DATA EXCERPTS:
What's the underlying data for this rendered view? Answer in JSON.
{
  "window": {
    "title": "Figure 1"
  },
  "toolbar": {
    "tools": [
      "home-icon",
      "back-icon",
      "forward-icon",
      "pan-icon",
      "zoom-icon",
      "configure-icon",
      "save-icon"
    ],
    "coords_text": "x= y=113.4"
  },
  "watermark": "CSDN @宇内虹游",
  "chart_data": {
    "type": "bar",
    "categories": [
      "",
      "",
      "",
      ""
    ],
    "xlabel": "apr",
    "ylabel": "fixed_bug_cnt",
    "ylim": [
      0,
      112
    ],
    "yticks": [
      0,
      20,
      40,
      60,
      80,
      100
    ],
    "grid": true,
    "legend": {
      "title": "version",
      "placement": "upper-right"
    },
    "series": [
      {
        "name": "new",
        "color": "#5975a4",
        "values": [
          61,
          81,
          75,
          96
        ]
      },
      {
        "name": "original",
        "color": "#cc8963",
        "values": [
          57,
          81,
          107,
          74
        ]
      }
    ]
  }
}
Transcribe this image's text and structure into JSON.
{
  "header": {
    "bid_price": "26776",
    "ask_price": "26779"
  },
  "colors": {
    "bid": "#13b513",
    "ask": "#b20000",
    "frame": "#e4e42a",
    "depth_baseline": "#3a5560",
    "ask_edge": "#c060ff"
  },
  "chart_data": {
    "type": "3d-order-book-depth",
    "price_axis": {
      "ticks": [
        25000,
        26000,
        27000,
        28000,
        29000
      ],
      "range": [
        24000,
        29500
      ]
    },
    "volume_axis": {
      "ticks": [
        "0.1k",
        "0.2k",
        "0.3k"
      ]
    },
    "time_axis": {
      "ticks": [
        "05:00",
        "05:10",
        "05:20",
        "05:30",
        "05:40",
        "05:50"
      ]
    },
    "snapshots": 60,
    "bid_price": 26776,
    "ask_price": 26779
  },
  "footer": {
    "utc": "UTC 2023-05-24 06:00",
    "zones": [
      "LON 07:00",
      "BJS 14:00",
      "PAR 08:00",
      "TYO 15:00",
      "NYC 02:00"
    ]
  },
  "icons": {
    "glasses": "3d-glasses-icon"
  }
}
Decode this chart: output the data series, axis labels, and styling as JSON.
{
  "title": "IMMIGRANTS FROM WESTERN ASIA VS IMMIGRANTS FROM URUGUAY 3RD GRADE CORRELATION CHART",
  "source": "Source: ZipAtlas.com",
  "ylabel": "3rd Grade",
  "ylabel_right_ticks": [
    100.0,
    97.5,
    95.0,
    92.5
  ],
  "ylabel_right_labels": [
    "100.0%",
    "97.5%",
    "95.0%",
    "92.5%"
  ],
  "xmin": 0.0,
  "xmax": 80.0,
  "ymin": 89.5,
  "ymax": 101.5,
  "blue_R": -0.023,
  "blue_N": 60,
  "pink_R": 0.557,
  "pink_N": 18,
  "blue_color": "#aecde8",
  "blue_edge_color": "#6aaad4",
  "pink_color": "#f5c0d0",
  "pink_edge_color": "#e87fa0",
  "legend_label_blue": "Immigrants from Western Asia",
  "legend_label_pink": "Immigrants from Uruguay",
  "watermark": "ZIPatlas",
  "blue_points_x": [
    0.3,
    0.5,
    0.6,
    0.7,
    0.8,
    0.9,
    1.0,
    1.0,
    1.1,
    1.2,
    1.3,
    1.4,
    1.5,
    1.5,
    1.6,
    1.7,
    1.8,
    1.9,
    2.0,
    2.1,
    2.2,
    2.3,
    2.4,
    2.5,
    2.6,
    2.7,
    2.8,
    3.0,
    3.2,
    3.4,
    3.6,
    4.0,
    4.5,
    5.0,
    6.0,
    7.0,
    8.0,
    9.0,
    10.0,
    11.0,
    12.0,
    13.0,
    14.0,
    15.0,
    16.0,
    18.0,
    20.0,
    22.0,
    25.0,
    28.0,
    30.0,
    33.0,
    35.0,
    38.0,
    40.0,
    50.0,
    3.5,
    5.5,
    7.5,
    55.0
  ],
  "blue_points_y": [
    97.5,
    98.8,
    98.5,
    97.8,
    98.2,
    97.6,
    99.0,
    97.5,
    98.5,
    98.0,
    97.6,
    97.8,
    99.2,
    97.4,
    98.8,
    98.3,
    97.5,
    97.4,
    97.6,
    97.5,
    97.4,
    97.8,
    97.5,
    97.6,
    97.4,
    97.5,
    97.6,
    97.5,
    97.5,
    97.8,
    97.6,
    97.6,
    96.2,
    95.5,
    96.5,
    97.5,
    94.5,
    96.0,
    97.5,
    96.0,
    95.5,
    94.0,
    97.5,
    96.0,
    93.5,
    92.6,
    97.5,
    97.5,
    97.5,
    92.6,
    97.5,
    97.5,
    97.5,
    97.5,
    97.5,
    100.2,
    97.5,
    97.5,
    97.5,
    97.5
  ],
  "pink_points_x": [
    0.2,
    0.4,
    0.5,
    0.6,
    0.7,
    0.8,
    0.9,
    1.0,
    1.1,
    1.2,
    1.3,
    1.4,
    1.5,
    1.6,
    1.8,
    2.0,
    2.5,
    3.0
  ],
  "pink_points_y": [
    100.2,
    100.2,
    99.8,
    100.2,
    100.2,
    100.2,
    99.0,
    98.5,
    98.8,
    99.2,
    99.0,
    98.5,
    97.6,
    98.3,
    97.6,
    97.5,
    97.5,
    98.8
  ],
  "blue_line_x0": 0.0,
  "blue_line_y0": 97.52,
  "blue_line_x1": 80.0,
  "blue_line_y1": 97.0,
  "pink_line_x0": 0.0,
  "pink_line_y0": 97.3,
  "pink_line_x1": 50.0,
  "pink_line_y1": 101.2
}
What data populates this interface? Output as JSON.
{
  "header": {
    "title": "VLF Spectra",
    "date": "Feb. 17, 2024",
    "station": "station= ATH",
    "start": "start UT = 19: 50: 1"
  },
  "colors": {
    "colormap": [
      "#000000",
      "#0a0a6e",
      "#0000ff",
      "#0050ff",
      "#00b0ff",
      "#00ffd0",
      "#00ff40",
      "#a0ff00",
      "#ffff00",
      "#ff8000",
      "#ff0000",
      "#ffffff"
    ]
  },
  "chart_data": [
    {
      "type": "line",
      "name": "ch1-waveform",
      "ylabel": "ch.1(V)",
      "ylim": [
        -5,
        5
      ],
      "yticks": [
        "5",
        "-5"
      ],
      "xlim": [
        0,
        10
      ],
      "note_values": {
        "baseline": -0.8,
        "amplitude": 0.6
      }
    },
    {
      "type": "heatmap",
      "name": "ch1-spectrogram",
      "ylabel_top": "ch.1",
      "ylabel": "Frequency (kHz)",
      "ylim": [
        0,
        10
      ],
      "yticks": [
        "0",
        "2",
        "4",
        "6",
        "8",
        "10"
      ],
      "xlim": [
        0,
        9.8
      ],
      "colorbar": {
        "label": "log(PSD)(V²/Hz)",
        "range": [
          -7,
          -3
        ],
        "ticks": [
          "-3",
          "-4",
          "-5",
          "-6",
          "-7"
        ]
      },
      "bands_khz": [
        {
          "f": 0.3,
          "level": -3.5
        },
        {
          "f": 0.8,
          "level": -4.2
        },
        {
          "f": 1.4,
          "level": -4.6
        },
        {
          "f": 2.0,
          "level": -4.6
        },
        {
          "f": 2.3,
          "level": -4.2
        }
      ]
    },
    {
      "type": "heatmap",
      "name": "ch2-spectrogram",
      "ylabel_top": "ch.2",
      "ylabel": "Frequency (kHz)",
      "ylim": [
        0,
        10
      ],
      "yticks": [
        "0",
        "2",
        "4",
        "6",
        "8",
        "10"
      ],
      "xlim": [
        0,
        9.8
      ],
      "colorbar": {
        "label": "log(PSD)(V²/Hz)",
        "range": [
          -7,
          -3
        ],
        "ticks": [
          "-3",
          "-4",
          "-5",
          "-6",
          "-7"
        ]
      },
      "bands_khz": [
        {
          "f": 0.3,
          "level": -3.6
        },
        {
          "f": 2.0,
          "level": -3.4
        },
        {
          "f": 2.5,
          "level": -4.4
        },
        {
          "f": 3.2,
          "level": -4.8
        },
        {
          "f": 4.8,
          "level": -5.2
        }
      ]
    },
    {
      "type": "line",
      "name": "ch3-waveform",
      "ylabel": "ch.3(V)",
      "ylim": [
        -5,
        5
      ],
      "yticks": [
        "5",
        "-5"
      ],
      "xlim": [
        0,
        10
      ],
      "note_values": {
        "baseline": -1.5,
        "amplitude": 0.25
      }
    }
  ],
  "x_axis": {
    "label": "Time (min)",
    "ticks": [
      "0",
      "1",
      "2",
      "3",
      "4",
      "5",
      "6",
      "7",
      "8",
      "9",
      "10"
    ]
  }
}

STATED GOAL:
Looking at the records above, work out how many lines include the word "JSON", then give that number by itself.

SOLUTION FOR THIS TASK:
4